Look through the data below. Pick out the lines holding the string "control".
——
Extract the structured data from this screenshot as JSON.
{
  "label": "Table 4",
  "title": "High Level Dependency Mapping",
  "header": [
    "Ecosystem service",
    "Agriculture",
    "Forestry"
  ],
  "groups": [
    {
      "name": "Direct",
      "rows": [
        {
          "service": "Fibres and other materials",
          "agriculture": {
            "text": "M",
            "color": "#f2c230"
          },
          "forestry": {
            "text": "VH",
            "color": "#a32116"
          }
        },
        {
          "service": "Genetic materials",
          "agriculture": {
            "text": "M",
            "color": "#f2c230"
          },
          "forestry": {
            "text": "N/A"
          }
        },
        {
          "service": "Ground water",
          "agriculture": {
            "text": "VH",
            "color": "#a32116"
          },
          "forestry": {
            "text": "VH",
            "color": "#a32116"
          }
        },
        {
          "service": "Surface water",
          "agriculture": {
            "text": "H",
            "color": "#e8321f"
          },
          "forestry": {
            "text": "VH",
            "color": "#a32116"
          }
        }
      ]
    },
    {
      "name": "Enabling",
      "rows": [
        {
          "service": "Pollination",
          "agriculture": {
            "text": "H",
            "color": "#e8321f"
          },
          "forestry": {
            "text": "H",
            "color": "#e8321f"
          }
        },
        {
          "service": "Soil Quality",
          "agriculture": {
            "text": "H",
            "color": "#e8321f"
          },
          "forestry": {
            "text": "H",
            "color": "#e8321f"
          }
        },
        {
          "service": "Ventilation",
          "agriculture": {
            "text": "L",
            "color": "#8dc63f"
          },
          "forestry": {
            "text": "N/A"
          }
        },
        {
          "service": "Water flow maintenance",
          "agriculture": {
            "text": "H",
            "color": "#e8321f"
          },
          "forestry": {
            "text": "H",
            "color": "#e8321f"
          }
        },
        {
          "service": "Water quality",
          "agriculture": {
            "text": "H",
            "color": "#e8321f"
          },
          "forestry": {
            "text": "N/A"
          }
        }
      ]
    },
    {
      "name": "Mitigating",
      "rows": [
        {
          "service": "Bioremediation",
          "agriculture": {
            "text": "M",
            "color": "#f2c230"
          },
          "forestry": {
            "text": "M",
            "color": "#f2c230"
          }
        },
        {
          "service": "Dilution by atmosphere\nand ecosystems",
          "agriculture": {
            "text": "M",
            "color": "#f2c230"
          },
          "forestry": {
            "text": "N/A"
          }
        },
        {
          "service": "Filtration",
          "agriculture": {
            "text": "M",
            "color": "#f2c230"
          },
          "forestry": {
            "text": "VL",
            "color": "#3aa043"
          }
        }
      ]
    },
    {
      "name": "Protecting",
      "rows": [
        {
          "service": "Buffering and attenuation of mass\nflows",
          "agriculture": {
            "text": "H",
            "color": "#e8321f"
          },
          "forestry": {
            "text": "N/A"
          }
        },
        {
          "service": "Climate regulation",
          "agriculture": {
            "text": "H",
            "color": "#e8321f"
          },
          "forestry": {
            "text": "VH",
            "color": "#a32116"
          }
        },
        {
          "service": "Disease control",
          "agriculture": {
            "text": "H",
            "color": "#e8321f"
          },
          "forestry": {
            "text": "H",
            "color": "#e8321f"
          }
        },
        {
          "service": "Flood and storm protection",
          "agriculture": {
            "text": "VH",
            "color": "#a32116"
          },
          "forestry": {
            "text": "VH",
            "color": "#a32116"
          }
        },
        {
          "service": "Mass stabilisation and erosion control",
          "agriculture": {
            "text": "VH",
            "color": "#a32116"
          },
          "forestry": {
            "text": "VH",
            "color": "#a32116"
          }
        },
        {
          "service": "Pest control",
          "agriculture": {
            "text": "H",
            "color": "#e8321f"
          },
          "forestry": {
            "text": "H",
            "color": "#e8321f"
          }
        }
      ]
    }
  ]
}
——
◆ **Answer below**
          "service": "Disease control",
          "service": "Mass stabilisation and erosion control",
          "service": "Pest control",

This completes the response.